Aim
Only lines with the word "krzesło" are needed; collect each of them from the listing below.

Records to use
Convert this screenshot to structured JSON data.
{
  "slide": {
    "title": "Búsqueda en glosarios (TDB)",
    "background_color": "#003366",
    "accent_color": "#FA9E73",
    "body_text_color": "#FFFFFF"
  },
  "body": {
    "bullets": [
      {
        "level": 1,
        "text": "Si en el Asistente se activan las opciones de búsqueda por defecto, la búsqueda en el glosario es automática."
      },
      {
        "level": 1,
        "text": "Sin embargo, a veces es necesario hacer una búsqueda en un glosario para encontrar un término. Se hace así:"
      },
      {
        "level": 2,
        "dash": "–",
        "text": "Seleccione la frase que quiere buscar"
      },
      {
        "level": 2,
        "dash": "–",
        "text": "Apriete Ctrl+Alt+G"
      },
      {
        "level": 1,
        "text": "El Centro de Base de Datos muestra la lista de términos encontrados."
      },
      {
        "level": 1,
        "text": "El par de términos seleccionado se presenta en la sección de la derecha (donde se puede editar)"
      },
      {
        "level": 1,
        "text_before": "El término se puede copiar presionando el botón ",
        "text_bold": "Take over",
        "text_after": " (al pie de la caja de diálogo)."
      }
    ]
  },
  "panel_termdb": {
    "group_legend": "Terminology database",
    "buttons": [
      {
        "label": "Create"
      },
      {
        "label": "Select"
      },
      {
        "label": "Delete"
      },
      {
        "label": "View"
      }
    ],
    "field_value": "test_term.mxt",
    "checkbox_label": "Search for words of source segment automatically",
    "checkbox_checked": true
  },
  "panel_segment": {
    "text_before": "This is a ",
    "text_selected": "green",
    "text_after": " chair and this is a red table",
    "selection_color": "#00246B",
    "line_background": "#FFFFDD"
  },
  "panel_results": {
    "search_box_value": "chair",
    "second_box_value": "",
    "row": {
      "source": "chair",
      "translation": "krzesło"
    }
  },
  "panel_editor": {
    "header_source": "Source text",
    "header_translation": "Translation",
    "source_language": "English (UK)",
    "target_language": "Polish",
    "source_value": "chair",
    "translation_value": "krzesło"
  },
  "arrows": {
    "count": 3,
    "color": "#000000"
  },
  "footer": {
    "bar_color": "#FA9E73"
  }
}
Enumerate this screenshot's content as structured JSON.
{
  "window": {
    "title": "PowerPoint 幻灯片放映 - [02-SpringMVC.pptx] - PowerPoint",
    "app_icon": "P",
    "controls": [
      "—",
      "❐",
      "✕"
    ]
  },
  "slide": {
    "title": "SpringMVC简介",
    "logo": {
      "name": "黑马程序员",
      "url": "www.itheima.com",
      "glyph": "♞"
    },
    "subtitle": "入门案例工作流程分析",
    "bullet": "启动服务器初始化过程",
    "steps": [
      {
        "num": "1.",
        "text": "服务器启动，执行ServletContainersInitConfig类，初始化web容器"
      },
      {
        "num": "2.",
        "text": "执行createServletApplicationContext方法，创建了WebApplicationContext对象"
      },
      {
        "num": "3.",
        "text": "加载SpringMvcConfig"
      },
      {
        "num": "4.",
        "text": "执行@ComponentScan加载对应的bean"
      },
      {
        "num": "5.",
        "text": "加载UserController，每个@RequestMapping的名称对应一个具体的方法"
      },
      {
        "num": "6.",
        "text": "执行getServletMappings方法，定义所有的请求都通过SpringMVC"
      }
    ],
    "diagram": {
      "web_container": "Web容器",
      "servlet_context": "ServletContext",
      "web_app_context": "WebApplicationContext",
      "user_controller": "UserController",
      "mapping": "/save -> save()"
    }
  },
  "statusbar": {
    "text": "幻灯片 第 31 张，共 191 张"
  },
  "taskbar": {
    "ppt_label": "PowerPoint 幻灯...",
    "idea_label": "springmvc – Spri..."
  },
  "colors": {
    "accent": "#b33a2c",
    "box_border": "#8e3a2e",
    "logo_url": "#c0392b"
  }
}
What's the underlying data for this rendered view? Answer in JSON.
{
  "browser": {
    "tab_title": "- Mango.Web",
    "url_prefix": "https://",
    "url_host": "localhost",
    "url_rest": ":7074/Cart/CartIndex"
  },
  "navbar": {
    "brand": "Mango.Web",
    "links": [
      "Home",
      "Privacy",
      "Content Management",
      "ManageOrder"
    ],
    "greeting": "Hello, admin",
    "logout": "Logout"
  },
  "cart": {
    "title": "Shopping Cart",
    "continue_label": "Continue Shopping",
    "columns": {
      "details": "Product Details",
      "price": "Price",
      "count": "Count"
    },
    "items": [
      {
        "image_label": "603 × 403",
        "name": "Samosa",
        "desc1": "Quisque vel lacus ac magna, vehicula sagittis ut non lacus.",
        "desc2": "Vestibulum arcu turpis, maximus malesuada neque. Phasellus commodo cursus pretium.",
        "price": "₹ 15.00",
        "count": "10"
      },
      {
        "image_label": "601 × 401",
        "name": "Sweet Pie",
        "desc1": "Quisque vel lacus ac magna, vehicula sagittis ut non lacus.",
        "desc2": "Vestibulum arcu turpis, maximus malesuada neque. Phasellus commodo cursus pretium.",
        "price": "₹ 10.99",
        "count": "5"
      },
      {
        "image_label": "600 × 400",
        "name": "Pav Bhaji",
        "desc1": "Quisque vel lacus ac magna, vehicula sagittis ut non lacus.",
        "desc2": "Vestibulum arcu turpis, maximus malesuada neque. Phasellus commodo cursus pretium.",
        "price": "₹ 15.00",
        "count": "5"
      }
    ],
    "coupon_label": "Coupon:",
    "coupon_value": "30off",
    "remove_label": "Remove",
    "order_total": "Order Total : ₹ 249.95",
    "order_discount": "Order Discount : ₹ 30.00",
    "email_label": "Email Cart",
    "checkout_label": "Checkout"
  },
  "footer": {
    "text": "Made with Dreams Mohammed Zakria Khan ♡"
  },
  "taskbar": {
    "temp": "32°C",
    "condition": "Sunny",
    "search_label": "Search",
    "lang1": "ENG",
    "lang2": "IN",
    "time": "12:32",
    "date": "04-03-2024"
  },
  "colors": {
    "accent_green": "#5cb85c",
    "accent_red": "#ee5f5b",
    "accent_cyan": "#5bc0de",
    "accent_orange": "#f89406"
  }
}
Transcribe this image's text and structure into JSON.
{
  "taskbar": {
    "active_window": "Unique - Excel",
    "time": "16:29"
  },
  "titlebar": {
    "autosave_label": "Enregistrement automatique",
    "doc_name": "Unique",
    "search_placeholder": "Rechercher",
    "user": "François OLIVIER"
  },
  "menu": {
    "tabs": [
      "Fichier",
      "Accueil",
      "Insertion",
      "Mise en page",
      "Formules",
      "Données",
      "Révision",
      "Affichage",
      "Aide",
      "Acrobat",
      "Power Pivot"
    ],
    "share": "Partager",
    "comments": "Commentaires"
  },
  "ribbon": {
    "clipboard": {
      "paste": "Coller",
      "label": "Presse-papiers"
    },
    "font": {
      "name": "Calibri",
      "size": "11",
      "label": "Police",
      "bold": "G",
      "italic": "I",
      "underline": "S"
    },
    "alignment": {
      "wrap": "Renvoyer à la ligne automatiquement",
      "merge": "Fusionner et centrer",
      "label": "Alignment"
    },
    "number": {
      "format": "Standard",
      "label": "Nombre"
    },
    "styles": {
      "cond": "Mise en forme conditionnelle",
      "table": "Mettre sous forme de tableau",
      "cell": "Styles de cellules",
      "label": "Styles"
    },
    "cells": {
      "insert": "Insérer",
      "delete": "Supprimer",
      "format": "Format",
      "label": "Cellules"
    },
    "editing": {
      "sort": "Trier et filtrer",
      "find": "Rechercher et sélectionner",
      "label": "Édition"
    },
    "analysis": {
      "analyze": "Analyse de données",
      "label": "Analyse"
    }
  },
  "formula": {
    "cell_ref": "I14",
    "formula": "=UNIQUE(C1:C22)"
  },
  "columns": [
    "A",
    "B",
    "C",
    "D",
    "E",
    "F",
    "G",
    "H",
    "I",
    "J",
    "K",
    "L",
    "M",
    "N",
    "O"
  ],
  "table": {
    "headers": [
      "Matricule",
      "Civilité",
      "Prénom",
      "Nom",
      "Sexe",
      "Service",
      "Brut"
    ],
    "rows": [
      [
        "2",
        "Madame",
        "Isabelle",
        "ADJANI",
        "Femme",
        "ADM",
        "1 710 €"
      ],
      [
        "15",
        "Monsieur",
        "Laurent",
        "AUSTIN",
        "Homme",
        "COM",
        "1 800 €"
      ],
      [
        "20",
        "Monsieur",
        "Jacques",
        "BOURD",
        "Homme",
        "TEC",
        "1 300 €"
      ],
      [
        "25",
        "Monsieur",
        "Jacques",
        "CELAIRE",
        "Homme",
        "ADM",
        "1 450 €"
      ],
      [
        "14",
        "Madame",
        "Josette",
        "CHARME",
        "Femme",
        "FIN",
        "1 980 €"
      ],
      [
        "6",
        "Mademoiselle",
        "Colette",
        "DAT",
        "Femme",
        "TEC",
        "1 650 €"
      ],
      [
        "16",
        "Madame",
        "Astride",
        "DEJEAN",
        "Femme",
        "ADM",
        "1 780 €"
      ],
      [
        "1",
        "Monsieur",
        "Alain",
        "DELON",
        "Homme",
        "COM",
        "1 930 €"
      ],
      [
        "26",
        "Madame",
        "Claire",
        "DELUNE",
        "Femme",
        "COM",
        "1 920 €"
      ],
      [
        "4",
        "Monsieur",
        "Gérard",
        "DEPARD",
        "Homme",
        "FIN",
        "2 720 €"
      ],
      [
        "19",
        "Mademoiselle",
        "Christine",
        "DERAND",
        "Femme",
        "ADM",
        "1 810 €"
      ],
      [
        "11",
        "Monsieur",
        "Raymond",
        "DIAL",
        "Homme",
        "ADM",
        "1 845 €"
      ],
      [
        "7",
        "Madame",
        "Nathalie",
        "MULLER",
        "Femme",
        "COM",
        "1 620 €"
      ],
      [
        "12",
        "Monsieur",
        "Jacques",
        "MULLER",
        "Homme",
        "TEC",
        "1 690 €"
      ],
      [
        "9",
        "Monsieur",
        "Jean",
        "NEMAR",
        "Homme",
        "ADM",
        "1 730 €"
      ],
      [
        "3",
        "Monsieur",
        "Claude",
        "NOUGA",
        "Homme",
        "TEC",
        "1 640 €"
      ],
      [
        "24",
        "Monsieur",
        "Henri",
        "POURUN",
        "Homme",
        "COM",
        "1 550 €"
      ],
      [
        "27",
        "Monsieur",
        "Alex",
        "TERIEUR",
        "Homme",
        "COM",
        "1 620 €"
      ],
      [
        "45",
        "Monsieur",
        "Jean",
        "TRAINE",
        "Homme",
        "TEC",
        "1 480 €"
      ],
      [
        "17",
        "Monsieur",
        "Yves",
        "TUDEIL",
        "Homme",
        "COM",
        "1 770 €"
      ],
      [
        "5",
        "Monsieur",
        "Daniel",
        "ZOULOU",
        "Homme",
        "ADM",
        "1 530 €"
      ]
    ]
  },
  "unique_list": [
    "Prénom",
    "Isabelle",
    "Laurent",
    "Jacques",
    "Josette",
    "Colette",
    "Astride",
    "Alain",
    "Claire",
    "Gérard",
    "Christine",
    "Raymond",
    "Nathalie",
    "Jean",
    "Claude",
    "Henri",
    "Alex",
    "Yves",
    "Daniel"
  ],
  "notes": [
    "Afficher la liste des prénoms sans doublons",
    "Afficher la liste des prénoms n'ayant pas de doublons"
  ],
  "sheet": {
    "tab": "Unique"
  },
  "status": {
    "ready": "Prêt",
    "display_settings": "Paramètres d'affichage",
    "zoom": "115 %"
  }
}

The output
      "translation": "krzesło"
    "translation_value": "krzesło"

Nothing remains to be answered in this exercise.